WORK REQUEST 1. In the text about El Greco, rewrite the paragraph that begins "His real name was" as a short list, keeping its main facts.
WORK REQUEST 2. According to the text about El Greco, in what year did he move to Toledo?
WORK REQUEST 3.
Decide whether each statement agrees with the text about El Greco. Answer yes or no for each, and quote the words from the text that decide it.
(a) The Count of Orgaz died in 1323.
(b) El Greco came from Venice.
(c) Paul Johnson is identified as a painter.

=== DOCUMENT SECTION ===

Friends In High Places

El Greco, "The Burial of Count Orgaz" (1586)

If you have ever had a fever of 103° and your cough medicine has strong side effects, then you know what it’s like to see some of El Greco’s paintings.  It’s not that his art is as unpleasant as your bad case of the flu, but his images sometimes have that fever-dream quality.  

Understandably, not everyone loves El Greco’s work.  As art historian Paul Johnson put it, “Some consider him an uplifting genius.  Others find his work garish and repellent.”

His real name was Doménikos Theotokópolous, but since he was from Crete, his contemporaries dubbed him El Greco — “The Greek”.  He spent some time in Italy as a young man, and may have been a student of Titian in Venice.  In 1577 he moved to Toledo (the one in Spain, of course, not Ohio) and made a living doing portraits and devotional subjects.  Then he got the commission for a painting that is considered his greatest work:  “The Burial of Count Orgaz”.

The pious Count had died in 1323, and the local legend in Toledo was that at his burial, the heavens put on quite a show, with visions of Christ and the Virgin along with lots of angels.  Supposedly St. Stephen and St. Augustine miraculously appeared and lowered the count’s body into the grave.  (After all that, the punch-and-cookie reception in the church social hall must have seemed anticlimactic.)

=== EXTRACTED MATERIAL ===

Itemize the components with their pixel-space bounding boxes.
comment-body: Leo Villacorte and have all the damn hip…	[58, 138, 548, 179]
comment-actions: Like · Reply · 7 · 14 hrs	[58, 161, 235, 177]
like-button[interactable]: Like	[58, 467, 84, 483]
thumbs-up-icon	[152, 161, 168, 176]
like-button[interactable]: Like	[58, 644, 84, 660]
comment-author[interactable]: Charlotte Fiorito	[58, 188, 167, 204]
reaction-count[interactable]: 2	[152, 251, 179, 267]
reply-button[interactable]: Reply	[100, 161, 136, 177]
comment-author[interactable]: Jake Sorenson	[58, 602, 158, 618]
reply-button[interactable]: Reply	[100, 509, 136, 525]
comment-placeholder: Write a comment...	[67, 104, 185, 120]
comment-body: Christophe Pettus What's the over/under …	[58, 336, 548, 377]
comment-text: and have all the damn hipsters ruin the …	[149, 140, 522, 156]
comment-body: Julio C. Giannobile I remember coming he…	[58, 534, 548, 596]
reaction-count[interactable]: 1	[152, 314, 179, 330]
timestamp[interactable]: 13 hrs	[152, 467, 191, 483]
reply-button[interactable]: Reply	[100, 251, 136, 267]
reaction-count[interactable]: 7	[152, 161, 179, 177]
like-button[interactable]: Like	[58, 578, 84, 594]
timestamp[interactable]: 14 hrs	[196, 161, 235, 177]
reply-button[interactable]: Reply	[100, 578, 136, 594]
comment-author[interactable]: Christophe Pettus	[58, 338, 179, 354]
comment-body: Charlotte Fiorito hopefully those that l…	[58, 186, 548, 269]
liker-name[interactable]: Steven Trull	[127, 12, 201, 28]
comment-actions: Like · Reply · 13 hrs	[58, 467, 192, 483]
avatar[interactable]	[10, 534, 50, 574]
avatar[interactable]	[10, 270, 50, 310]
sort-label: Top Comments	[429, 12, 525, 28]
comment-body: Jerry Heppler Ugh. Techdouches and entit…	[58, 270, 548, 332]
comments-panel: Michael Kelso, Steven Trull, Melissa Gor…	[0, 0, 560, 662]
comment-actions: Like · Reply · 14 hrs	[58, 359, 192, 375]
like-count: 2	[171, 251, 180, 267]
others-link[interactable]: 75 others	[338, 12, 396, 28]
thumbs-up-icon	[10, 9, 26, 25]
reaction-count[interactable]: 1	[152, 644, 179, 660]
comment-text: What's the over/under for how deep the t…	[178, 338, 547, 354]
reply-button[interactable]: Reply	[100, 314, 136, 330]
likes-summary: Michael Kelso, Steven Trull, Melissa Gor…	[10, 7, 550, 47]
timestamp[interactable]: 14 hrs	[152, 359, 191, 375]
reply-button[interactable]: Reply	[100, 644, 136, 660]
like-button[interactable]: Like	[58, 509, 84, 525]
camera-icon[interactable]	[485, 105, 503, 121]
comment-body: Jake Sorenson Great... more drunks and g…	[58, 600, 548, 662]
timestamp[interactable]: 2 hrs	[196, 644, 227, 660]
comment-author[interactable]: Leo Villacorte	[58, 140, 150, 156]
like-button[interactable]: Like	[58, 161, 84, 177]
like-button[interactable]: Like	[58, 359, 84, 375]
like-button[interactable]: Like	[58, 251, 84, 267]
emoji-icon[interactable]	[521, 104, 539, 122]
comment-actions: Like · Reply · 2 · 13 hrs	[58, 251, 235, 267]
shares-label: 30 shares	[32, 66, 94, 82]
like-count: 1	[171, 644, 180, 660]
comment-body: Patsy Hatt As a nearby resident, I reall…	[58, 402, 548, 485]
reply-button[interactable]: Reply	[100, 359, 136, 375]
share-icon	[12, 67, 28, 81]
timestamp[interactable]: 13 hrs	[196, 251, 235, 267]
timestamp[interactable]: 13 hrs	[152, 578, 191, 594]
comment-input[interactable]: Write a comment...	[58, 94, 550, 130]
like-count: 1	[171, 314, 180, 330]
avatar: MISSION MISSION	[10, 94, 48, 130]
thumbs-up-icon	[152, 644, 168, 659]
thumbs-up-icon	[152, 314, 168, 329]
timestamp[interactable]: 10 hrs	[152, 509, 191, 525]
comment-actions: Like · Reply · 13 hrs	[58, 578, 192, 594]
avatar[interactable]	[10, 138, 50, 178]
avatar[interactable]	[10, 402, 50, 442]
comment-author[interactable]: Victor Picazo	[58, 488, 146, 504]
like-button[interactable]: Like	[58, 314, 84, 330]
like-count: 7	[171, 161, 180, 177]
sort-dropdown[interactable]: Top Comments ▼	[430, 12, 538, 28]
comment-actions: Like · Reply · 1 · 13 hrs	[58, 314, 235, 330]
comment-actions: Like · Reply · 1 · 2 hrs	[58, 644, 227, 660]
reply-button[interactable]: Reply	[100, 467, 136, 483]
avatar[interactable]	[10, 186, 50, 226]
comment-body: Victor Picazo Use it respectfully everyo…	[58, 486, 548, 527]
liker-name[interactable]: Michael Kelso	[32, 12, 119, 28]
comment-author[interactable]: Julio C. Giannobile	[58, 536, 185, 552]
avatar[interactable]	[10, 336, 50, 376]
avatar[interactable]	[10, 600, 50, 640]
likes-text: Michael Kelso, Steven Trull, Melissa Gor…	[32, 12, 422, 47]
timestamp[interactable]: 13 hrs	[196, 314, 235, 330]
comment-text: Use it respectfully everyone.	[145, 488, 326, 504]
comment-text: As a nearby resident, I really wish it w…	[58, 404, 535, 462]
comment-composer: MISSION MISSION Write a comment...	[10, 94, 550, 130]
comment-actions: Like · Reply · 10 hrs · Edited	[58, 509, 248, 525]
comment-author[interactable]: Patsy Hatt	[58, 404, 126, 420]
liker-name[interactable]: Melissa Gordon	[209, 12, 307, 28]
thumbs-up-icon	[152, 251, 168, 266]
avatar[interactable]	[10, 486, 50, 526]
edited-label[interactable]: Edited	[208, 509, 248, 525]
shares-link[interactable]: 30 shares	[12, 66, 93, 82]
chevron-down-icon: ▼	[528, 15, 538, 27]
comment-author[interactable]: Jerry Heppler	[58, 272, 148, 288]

===

EXPECTED OUTPUT 1.
- Real name: Doménikos Theotokópolous; called El Greco ("The Greek") because he was from Crete.
- Spent time in Italy as a young man; may have studied under Titian in Venice.
- Moved to Toledo, Spain, in 1577 and earned a living painting portraits and devotional subjects.
- Received the commission for "The Burial of Count Orgaz," considered his greatest work.

EXPECTED OUTPUT 2. 1577

EXPECTED OUTPUT 3.
(a) Yes: "The pious Count had died in 1323"
(b) No: "since he was from Crete, his contemporaries dubbed him El Greco"
(c) No: "As art historian Paul Johnson put it"